**Required work:**
- 1) In the food industry news excerpt, how long will the public comment period on the FDA's proposed traceability rule last?
- 2) Extend the food industry news excerpt, beginning right after its last sentence.

Excerpted passage section start

Our recipe views year-over-year have increased 135% on WisconsinCheese.com with over 1 million-page views of recipe content and average time on recipe pages has increased 33%, encouraging consumer trial and purchase of Wisconsin cheese and dairy.

WASHINGTON D.C.

FDA proposes heightened traceability rules for certain produce

The FDA has proposed new traceability rules that seek elevated record-keeping for many fresh produce items, from all fresh-cut products to leafy greens and tomatoes.

Starting Sept. 23, there will be a 120-day public comment period on the new rule through the Federal Register. The rule is a key component of the FDA’s New Era of Smarter Food Safety and implements the long-awaited Section 204 of Food Safety Modernization Act ,according to The P.

Formerly referred to as “high-risk foods,” the Food Traceability List includes these items — and any items made with them: cucumbers; fresh herbs; leafy greens, including all lettuces and kale, chicory, watercress, chard, arugula, spinach, pak choi, sorrel, collards, and endive; All melons, including watermelon, honeydew and cantaloupe; peppers; sprouts; tomatoes; tropical tree fruits, including mangoes, papayas, lychees, starfruit and guavas; and fresh-cut fruits and vegetables.

Excerpted passage section end
Data to examine section start

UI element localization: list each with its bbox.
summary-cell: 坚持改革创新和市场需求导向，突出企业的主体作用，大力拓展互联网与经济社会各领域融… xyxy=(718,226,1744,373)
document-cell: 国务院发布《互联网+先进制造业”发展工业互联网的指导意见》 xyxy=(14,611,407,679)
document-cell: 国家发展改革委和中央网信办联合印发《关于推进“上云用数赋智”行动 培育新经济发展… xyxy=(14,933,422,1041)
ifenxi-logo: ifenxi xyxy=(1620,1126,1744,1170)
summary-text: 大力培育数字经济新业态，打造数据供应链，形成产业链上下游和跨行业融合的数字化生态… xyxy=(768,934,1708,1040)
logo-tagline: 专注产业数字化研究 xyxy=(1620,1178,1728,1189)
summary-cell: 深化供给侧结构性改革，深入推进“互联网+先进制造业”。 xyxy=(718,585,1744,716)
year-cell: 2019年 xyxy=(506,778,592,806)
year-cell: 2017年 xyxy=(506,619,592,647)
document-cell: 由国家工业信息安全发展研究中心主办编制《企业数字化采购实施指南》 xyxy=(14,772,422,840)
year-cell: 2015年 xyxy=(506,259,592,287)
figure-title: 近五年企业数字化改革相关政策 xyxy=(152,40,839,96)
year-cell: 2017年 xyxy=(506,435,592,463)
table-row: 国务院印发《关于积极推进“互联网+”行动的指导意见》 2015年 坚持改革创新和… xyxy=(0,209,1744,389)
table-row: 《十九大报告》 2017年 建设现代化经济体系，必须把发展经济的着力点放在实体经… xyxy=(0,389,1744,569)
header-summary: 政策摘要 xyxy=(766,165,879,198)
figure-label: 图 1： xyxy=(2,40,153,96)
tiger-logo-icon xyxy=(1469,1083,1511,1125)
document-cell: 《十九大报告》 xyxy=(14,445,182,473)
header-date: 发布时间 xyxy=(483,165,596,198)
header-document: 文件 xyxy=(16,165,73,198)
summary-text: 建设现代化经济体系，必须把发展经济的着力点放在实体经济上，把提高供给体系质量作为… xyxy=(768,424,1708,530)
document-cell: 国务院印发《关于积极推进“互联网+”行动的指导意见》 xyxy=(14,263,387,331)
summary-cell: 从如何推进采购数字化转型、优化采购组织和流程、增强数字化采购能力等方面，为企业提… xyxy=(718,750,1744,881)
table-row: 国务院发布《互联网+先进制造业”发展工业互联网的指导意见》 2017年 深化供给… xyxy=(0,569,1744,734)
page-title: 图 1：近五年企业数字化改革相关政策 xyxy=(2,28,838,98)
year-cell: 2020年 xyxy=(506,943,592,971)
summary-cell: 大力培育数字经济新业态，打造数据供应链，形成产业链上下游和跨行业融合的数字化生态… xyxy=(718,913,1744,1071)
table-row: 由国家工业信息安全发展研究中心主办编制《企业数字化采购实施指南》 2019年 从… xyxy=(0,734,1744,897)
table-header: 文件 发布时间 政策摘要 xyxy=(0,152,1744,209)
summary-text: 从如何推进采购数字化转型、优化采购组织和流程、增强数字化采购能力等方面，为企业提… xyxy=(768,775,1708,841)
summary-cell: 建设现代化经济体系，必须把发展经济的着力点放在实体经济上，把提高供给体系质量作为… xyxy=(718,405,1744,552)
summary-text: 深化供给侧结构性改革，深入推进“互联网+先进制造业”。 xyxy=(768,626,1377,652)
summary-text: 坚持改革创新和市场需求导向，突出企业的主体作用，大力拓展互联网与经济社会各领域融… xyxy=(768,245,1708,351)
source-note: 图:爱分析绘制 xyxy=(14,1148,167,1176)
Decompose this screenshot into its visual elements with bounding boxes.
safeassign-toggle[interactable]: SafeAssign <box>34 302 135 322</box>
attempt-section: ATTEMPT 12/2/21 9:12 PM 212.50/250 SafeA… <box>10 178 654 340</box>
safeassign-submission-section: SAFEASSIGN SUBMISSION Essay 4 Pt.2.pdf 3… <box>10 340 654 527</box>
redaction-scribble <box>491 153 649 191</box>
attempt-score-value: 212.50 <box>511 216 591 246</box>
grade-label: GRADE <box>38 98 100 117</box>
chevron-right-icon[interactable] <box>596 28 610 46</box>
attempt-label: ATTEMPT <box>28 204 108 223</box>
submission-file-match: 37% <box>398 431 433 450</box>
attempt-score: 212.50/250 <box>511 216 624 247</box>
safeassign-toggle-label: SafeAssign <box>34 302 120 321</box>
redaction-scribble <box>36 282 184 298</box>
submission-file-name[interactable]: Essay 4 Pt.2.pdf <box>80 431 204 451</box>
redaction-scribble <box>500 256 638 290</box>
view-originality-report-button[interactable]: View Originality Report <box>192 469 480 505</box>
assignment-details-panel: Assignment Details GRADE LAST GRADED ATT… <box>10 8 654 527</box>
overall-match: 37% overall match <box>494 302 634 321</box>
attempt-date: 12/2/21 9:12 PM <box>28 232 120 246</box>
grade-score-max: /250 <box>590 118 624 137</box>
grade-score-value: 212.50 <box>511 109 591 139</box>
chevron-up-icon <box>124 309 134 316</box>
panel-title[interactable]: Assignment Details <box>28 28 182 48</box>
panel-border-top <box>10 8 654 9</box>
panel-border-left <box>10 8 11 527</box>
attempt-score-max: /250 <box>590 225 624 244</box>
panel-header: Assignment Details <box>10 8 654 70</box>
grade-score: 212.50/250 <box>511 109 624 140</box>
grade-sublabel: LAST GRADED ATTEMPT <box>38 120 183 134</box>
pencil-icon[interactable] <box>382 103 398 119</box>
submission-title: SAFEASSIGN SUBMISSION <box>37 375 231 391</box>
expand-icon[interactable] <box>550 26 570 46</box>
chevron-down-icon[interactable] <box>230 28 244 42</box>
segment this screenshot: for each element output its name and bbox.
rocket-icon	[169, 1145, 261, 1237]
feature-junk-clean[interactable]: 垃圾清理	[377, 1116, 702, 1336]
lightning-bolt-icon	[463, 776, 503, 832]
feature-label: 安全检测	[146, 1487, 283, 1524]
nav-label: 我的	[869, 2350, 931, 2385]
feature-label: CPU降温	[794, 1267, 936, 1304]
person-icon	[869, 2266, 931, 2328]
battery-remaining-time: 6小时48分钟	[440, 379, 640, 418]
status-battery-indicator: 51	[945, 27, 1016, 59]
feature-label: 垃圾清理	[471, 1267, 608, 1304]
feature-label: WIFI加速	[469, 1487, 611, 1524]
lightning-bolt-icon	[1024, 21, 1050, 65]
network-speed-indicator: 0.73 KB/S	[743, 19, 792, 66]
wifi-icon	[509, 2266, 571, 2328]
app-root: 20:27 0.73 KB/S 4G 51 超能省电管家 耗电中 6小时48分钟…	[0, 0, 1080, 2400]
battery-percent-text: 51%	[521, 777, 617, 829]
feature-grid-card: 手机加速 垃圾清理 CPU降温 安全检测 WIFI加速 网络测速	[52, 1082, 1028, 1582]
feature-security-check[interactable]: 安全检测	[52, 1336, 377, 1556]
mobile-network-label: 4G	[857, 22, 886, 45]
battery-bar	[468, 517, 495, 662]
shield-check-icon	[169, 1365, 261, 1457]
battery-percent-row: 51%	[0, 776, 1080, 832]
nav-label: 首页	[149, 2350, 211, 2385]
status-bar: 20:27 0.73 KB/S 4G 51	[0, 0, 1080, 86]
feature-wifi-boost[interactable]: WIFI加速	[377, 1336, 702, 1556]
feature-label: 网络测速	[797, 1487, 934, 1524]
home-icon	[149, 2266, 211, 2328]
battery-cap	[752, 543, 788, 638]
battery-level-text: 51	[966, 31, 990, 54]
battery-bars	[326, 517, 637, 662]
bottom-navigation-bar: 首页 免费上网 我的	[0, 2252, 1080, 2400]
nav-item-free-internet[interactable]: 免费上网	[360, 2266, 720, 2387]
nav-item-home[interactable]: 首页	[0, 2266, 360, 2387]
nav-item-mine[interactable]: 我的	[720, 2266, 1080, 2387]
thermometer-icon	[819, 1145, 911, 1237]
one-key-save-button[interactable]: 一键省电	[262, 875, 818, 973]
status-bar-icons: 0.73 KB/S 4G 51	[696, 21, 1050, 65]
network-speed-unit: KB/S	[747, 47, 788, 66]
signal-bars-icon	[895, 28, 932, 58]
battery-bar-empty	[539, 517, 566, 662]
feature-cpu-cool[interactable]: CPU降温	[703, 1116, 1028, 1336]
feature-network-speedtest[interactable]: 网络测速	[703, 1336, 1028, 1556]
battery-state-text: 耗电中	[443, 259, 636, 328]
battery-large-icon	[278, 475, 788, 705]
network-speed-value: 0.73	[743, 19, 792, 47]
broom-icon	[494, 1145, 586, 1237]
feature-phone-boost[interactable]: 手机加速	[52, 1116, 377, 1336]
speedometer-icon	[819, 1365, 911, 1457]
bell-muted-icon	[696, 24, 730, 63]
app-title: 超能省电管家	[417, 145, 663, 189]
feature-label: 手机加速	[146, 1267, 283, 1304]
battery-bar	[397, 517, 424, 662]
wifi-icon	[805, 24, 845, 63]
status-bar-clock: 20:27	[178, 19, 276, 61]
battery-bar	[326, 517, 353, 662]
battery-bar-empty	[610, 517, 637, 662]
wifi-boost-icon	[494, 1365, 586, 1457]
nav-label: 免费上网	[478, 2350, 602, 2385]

Data to examine section end

**Task responses:**
- 1) It will last 120 days, starting Sept. 23.

- 2)
WASHINGTON D.C.

EPA marks 3 herbicide active ingredients safe

Atrazine, propazine and simazine are safe to use according to EPA Administrator Andrew Wheeler. The agency announced its interim decision regarding these herbicides Friday, answering questions for farmers across the U.S. as atrazine is the No. 2 most used herbicide.

Wheeler touted the benefits of atrazine in agriculture as high, with the new protections giving US farmers more clarity and certainty concerning proper use.

Farm Journal reported that the EPA outlined changes for use of triazines including maximum application rates, personal safety protection for applicators, employing spray drift control measures and more label guidance on herbicide resistance.

WEST LAFAYETTE, IN

Indiana records 21 work-related deaths on farms in 2019

Indiana had 21 work-related deaths on farms deaths last year, the fewest number of documented cases since 2013, according to an Associated Press report.

Three of the victims were children under the age of 5, while 11 were 60 or older, Purdue's Agricultural Safety and Health Program announced.

Tractors and skid steer loaders were involved in at least eight of the 21 documented fatalities, it said.

The report also highlighted the continued need for injury prevention educational programs for those 18 and younger.

The number of farm fatalities for the past 50 years continued a downward trend, probably reflecting safer machinery and work practices while also corresponding with a decline in the number of farmers, the report said.

HUNTINGDON VALLEY, PA

Time to schedule treatment for Spotted Lanternfly

Adult Spotted Lanternfly are swarming area trees in a record-breaking year for the invasive insect. 

As the bugs feed on trees, they drip sour-smelling, sticky excrement called "honeydew." It coats everything underneath where the insects are feeding. The tacky honeydew is difficult to remove and attracts stinging wasps.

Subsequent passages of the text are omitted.